**What the task asks**: Pick out each line containing the string "this" and copy it.

**Lines of data**:
* BEGIN *
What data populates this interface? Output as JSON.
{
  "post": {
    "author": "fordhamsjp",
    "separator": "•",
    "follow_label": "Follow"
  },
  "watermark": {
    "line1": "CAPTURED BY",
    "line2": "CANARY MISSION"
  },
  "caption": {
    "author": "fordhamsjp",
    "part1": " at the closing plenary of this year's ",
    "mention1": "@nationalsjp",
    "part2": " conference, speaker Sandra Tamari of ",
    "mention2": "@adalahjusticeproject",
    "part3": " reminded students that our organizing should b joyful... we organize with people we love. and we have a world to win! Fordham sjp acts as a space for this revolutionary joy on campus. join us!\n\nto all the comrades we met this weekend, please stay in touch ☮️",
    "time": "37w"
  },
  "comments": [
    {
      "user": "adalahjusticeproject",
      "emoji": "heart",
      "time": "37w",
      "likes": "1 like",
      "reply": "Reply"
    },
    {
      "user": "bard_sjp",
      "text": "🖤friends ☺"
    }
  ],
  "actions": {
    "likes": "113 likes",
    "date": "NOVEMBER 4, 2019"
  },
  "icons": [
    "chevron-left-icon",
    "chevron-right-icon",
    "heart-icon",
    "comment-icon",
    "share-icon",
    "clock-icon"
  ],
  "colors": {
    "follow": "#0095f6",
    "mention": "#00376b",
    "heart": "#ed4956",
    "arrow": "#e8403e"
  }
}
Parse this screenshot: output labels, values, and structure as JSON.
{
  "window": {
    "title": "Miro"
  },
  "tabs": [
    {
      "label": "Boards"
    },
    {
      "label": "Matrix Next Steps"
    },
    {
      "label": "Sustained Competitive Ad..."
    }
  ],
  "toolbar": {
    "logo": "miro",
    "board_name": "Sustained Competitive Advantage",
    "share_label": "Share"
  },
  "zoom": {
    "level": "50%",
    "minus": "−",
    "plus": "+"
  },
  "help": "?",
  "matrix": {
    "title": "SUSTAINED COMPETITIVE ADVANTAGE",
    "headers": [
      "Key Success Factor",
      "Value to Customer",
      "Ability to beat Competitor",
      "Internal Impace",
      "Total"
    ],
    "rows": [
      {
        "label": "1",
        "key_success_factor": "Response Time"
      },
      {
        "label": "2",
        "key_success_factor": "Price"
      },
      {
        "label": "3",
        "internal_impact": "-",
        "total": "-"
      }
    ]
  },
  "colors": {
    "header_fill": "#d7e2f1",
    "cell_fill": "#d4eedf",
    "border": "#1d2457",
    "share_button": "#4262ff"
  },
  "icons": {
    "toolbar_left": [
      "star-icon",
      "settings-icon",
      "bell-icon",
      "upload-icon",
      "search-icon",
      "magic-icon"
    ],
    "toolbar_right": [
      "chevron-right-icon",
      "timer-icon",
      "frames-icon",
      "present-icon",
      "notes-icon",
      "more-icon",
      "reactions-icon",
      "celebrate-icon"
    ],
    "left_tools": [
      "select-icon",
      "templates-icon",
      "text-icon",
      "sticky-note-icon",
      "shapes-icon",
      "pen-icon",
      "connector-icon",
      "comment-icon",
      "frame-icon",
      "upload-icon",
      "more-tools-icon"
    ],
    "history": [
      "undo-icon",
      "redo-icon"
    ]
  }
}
* END *
* BEGIN *
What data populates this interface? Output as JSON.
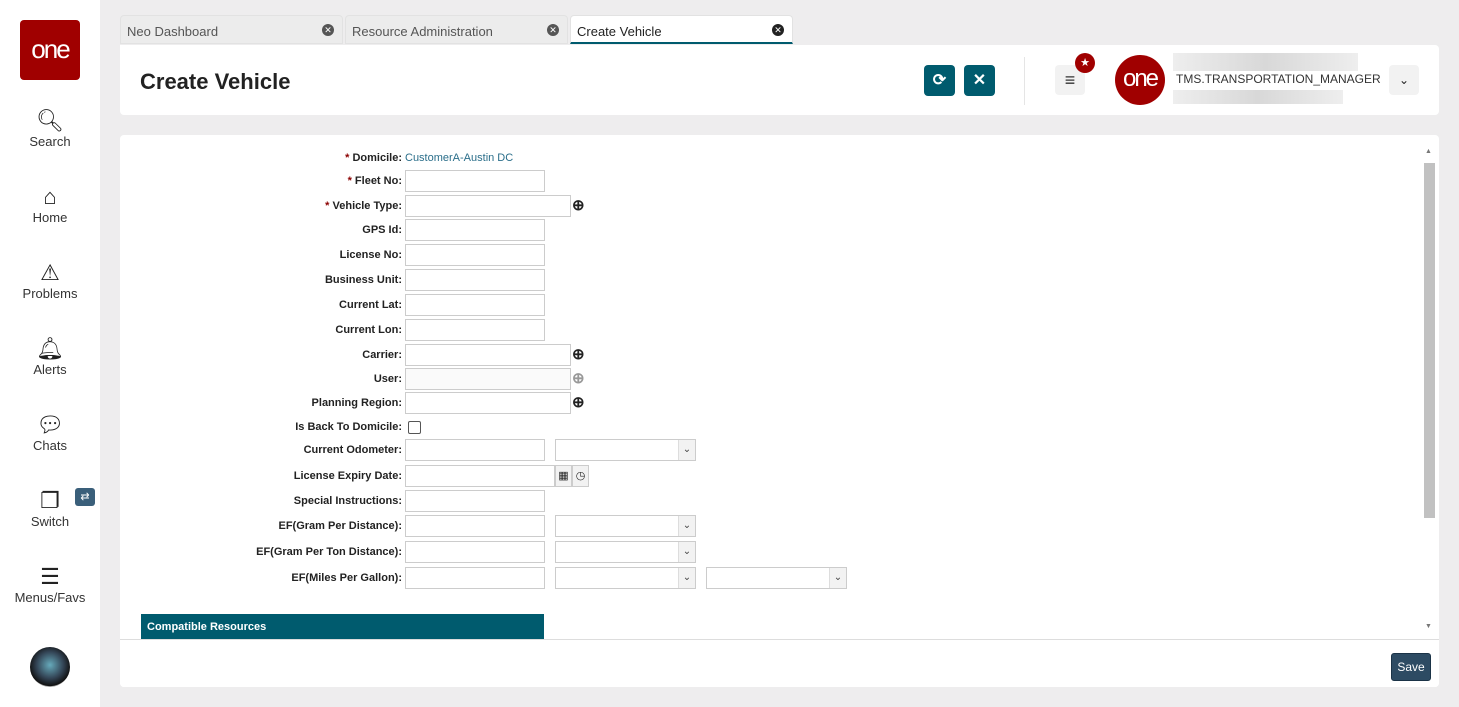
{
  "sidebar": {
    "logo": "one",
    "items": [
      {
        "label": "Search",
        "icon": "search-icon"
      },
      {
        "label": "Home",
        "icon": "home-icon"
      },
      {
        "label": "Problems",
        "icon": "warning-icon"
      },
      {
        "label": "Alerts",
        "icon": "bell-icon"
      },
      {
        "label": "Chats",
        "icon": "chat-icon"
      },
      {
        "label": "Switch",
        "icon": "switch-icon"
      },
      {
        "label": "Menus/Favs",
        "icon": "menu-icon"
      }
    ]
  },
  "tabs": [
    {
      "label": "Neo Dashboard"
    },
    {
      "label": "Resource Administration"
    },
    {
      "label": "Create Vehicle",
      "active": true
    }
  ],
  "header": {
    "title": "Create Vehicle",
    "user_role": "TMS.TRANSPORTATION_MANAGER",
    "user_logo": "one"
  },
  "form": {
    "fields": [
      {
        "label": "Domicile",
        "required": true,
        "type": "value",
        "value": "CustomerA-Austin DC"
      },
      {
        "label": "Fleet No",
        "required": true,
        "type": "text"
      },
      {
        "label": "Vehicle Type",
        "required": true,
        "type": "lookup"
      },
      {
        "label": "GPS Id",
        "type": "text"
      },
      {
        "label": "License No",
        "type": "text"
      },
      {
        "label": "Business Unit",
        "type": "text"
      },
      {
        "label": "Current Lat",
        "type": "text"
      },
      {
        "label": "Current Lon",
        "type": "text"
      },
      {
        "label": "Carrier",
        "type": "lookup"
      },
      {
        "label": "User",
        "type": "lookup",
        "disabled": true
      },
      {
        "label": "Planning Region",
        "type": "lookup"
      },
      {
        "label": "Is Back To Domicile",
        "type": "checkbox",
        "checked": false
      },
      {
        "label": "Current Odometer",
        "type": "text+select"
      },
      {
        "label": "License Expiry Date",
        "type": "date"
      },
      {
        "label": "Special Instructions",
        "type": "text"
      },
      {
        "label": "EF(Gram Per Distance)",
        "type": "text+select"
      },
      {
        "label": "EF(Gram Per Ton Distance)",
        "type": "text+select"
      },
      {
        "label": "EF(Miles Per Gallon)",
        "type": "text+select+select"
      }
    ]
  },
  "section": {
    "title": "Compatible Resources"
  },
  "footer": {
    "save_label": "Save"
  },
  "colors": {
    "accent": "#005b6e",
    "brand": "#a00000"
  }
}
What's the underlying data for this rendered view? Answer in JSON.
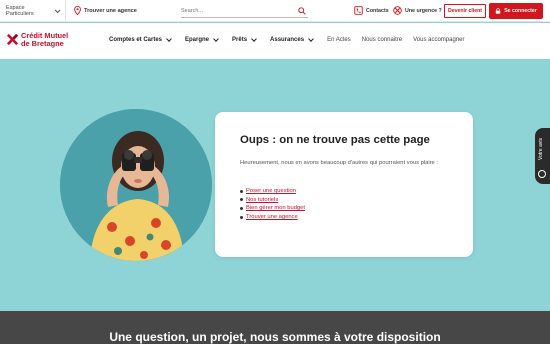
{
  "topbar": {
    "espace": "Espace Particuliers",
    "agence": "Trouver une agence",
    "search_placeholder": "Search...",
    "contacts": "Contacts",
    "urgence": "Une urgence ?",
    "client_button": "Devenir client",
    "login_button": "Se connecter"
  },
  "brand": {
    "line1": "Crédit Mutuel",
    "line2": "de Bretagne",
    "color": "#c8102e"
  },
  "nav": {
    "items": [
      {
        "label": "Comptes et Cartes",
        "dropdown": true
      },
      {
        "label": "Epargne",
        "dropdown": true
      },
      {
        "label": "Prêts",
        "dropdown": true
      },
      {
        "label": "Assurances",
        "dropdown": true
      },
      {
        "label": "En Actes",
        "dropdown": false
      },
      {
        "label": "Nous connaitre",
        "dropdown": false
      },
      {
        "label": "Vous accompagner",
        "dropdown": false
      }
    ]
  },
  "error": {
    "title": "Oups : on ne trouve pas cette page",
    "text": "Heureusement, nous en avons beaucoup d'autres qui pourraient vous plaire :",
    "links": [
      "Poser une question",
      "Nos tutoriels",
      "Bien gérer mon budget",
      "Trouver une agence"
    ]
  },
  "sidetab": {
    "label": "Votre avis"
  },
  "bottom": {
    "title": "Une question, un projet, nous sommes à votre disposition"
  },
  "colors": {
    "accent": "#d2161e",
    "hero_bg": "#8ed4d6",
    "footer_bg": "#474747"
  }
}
* END *
**Written reply**:
What data populates this interface? Output as JSON.
    "part1": " at the closing plenary of this year's ",
    "part3": " reminded students that our organizing should b joyful... we organize with people we love. and we have a world to win! Fordham sjp acts as a space for this revolutionary joy on campus. join us!\n\nto all the comrades we met this weekend, please stay in touch ☮️",
Parse this screenshot: output labels, values, and structure as JSON.
What data populates this interface? Output as JSON.
What's the underlying data for this rendered view? Answer in JSON.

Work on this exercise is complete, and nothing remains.